**EXERCISE PROMPT**
Return all lines from the listing below in which the string "value" occurs.

— Start of INFORMATION SHOWN —

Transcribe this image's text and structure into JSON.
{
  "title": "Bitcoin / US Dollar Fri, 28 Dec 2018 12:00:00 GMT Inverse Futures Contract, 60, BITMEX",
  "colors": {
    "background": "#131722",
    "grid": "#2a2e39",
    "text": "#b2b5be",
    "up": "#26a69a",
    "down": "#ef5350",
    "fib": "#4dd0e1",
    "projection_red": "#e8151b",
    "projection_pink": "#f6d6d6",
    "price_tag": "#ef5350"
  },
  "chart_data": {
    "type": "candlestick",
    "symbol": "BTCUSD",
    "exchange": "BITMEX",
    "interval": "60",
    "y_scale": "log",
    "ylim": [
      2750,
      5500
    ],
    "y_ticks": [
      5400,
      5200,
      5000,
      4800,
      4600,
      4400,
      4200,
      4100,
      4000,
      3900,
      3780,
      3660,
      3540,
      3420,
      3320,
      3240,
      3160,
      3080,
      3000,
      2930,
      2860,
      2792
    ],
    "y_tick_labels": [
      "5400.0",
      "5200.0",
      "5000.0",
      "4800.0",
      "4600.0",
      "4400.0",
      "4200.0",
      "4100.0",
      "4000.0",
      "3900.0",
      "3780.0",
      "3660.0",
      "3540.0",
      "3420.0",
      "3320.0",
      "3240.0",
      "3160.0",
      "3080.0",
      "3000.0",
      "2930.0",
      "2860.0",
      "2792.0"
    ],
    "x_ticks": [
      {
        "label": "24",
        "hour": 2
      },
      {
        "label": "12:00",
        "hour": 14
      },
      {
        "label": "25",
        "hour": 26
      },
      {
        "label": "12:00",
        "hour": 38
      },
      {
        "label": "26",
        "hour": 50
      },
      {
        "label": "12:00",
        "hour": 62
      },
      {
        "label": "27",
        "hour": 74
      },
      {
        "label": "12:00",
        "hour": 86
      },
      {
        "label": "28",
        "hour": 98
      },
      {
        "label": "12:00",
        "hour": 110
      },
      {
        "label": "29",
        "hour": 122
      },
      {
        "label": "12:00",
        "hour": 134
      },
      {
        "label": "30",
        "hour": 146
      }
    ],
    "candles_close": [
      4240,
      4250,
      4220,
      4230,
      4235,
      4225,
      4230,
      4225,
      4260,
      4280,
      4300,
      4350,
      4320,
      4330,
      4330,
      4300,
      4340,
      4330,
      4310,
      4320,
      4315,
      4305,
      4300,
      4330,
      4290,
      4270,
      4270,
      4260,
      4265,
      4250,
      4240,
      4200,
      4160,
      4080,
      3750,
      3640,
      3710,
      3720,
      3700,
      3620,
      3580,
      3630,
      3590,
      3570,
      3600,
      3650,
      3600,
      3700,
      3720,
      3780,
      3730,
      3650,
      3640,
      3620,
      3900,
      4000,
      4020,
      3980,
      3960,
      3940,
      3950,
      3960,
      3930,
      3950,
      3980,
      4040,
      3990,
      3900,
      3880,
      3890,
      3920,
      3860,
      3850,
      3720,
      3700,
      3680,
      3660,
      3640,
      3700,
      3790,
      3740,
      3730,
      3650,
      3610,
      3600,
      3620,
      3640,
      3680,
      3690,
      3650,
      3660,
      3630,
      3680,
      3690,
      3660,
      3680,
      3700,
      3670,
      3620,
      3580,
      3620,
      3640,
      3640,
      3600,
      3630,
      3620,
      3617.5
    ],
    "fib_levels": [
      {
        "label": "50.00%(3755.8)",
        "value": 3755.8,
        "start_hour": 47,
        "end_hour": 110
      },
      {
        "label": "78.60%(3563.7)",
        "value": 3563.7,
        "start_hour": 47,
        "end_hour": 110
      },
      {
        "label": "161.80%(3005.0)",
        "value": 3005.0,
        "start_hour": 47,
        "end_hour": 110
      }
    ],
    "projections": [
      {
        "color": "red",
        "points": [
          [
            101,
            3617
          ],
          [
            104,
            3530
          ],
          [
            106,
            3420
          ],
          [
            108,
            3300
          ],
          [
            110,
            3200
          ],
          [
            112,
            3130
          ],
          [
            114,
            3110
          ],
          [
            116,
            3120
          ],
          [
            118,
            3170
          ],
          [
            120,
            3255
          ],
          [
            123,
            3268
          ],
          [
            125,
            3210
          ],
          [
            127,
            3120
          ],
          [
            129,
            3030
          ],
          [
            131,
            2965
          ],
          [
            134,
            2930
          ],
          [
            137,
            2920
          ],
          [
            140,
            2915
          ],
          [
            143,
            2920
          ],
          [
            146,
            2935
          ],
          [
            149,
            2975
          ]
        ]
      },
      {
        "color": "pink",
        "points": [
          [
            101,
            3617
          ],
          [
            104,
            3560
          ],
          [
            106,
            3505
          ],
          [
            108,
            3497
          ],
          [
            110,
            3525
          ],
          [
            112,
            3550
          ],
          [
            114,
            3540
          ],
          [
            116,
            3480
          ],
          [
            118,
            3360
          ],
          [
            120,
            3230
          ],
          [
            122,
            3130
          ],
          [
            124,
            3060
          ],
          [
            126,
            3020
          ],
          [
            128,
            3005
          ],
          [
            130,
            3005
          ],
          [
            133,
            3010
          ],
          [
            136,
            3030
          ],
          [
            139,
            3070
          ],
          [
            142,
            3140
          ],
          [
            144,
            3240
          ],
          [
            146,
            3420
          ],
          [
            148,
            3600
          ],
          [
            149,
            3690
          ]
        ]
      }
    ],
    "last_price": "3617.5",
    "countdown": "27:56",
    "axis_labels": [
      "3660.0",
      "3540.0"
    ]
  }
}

— End of INFORMATION SHOWN —

**RESULT FOR THIS TASK**
        "value": 3755.8,
        "value": 3563.7,
        "value": 3005.0,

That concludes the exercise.